## WHAT IS ASKED
Report all lines holding "дополнить".

========================================

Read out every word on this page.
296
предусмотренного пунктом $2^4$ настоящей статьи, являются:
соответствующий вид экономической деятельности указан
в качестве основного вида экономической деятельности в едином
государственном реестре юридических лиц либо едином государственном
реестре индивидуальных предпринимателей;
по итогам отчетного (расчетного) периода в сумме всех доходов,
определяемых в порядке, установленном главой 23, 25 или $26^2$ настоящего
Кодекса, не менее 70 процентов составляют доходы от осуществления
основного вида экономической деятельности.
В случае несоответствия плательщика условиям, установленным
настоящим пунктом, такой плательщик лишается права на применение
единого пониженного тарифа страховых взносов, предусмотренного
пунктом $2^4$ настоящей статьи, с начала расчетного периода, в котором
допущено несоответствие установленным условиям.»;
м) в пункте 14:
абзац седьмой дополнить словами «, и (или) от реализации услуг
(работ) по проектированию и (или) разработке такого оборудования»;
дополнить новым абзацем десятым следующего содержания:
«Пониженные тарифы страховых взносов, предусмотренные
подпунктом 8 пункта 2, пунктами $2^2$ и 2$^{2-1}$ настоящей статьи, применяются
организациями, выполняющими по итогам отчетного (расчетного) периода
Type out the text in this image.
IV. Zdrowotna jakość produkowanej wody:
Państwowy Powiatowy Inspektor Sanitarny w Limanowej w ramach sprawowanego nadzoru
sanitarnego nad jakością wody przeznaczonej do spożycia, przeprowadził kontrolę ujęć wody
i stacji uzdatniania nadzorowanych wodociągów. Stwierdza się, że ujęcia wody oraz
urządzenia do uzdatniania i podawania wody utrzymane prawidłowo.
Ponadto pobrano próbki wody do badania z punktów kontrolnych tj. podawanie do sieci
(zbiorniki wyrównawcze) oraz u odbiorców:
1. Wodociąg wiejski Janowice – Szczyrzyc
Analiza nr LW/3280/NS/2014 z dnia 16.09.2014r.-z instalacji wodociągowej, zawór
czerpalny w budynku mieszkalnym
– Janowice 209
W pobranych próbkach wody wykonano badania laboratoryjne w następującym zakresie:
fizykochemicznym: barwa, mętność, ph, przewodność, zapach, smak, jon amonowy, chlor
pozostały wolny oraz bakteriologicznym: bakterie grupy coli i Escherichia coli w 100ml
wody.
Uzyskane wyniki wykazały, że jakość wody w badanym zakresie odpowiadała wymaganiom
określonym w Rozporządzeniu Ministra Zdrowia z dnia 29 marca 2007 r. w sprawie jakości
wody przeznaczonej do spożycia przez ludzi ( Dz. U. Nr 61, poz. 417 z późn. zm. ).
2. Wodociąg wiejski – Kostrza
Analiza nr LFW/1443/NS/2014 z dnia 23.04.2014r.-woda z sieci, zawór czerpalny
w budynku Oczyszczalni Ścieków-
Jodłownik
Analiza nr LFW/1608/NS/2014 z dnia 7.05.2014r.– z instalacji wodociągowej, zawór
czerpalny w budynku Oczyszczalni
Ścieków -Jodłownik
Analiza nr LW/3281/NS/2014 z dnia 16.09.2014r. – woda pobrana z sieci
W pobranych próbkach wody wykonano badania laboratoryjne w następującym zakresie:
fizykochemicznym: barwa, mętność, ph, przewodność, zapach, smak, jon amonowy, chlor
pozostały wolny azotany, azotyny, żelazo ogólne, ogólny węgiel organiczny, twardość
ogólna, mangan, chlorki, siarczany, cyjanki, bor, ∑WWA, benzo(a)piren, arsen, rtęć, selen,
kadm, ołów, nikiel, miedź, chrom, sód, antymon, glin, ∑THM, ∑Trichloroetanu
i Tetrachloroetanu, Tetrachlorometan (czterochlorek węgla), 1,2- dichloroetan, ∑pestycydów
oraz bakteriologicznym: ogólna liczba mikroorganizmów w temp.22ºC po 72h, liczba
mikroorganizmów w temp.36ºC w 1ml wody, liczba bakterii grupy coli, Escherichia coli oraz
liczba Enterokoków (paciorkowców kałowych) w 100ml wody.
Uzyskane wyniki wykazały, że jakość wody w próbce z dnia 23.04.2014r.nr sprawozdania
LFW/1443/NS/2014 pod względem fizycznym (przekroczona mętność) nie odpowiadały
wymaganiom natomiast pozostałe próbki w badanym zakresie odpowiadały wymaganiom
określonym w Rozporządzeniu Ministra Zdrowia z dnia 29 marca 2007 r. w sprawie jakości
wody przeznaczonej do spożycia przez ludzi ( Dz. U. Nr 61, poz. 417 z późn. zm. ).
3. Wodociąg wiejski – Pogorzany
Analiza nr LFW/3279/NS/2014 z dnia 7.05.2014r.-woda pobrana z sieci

========================================

## FULL SOLUTION
абзац седьмой дополнить словами «, и (или) от реализации услуг
дополнить новым абзацем десятым следующего содержания:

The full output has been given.